▶

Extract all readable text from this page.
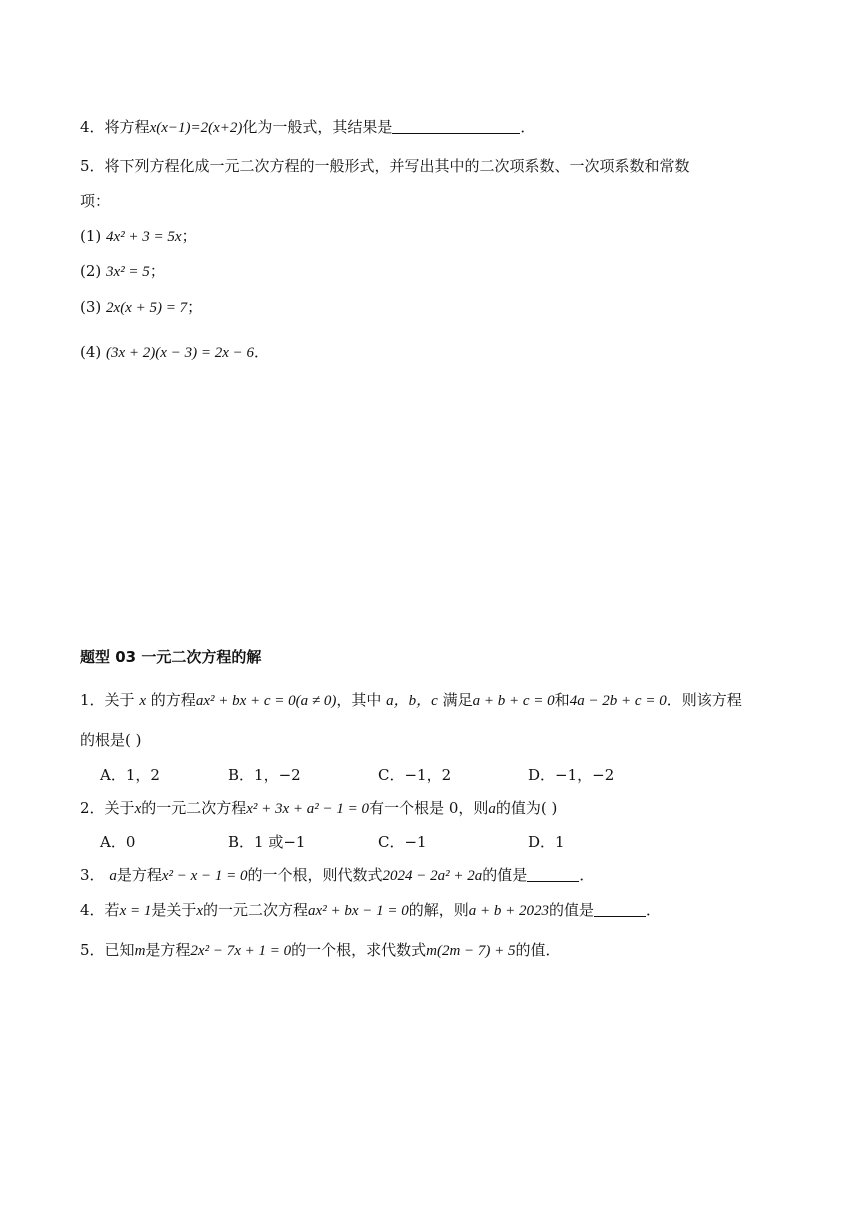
4．将方程x(x−1)=2(x+2)化为一般式，其结果是	．
5．将下列方程化成一元二次方程的一般形式，并写出其中的二次项系数、一次项系数和常数
项：
(1) 4x² + 3 = 5x；
(2) 3x² = 5；
(3) 2x(x + 5) = 7；
(4) (3x + 2)(x − 3) = 2x − 6．
题型 03 一元二次方程的解
1．关于 x 的方程ax² + bx + c = 0(a ≠ 0)，其中 a，b，c 满足a + b + c = 0和4a − 2b + c = 0．则该方程
的根是( )
A．1，2	B．1，−2	C．−1，2	D．−1，−2
2．关于x的一元二次方程x² + 3x + a² − 1 = 0有一个根是 0，则a的值为( )
A．0	B．1 或−1	C．−1	D．1
3． a是方程x² − x − 1 = 0的一个根，则代数式2024 − 2a² + 2a的值是	．
4．若x = 1是关于x的一元二次方程ax² + bx − 1 = 0的解，则a + b + 2023的值是	．
5．已知m是方程2x² − 7x + 1 = 0的一个根，求代数式m(2m − 7) + 5的值．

◀

What the task requires: All records should be output exactly, with the pictures left out.

Task response:
Extract all readable text from this page.
4．将方程x(x−1)=2(x+2)化为一般式，其结果是	．
5．将下列方程化成一元二次方程的一般形式，并写出其中的二次项系数、一次项系数和常数
项：
(1) 4x² + 3 = 5x；
(2) 3x² = 5；
(3) 2x(x + 5) = 7；
(4) (3x + 2)(x − 3) = 2x − 6．
题型 03 一元二次方程的解
1．关于 x 的方程ax² + bx + c = 0(a ≠ 0)，其中 a，b，c 满足a + b + c = 0和4a − 2b + c = 0．则该方程
的根是( )
A．1，2	B．1，−2	C．−1，2	D．−1，−2
2．关于x的一元二次方程x² + 3x + a² − 1 = 0有一个根是 0，则a的值为( )
A．0	B．1 或−1	C．−1	D．1
3． a是方程x² − x − 1 = 0的一个根，则代数式2024 − 2a² + 2a的值是	．
4．若x = 1是关于x的一元二次方程ax² + bx − 1 = 0的解，则a + b + 2023的值是	．
5．已知m是方程2x² − 7x + 1 = 0的一个根，求代数式m(2m − 7) + 5的值．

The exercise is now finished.